In the data below, find every line with the string "青岛金星科技工程有限公司" and pull it out.
::::::
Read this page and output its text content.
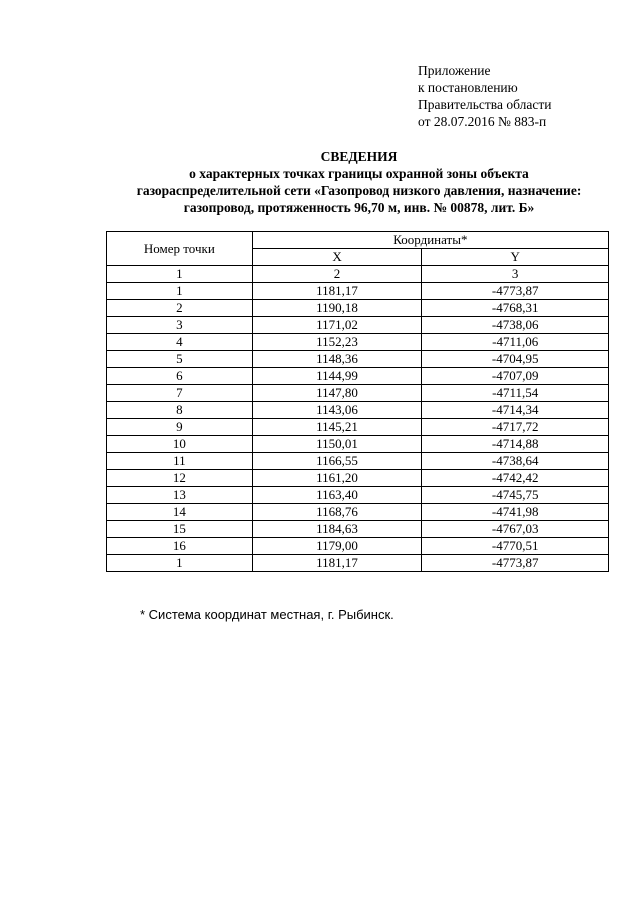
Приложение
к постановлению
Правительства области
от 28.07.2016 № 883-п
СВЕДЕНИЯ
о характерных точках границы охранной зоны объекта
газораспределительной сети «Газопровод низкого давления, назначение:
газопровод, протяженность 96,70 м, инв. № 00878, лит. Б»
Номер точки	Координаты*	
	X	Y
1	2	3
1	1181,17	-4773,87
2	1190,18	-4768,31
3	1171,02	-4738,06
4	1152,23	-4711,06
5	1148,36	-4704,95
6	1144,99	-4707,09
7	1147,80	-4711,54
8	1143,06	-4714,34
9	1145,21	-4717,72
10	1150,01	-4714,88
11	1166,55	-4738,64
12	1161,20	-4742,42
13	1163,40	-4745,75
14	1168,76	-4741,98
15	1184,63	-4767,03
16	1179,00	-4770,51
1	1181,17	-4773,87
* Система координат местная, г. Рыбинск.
::::::
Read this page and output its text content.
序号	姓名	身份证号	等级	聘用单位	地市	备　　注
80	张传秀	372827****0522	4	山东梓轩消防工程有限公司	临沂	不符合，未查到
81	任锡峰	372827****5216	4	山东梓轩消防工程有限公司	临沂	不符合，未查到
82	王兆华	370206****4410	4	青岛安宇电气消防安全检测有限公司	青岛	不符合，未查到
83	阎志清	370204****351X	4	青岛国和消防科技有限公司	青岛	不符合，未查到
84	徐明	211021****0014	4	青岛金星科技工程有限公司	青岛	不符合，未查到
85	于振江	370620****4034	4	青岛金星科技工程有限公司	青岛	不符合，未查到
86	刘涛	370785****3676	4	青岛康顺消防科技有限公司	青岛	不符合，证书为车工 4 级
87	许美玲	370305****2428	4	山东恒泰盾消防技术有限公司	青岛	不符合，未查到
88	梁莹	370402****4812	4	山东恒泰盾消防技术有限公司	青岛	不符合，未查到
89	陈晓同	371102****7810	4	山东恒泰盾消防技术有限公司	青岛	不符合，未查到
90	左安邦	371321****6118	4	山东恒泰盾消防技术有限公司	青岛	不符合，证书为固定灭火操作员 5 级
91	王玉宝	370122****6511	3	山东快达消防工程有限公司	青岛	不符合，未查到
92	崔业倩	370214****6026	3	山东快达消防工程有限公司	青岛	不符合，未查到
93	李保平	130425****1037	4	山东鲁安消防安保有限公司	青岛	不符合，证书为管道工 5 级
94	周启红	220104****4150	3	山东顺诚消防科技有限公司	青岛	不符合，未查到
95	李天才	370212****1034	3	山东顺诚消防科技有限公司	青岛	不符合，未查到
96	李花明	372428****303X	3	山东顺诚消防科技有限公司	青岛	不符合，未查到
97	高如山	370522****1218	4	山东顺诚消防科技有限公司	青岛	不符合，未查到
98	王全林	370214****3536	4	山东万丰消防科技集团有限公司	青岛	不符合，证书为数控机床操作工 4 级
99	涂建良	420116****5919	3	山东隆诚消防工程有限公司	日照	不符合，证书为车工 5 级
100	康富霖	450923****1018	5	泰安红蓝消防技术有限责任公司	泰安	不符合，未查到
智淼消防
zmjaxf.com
::::::
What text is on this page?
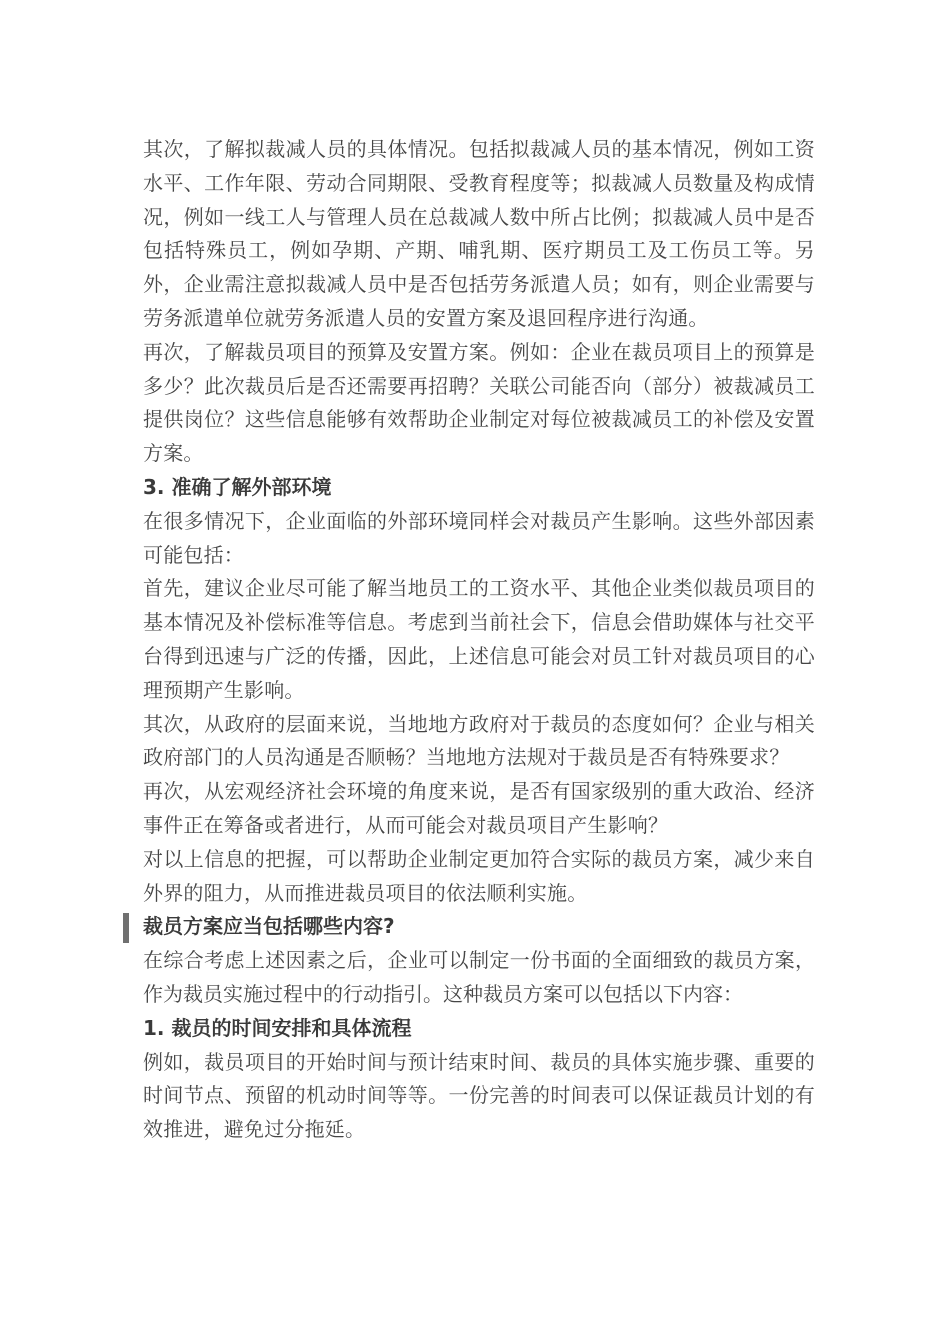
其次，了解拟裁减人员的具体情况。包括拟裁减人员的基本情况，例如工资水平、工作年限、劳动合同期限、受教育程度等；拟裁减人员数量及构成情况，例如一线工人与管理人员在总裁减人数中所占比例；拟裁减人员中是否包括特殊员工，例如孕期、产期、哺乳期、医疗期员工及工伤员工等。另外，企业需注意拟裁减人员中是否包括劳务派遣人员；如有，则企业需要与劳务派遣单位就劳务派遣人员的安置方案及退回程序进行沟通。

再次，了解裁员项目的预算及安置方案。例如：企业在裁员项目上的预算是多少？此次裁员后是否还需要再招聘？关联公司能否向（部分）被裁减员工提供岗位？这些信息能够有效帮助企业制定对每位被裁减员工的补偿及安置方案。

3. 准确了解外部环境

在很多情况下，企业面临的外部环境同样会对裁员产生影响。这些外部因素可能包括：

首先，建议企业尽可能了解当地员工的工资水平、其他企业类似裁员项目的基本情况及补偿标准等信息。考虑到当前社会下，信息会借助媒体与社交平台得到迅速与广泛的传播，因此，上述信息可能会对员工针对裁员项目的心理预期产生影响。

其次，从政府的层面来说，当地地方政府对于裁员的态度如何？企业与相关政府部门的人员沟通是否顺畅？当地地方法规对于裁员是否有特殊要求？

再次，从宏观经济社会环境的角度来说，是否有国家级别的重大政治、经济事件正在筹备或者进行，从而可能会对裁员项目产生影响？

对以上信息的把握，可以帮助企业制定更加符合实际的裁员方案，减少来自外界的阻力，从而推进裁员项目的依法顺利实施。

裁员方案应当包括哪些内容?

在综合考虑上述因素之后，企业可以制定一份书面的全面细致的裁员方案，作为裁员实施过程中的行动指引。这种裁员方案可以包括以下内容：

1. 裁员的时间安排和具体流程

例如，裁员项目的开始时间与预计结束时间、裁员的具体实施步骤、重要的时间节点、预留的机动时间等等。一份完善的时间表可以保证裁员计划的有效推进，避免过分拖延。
::::::
• CORRECT RESPONSE:
84	徐明	211021****0014	4	青岛金星科技工程有限公司	青岛	不符合，未查到
85	于振江	370620****4034	4	青岛金星科技工程有限公司	青岛	不符合，未查到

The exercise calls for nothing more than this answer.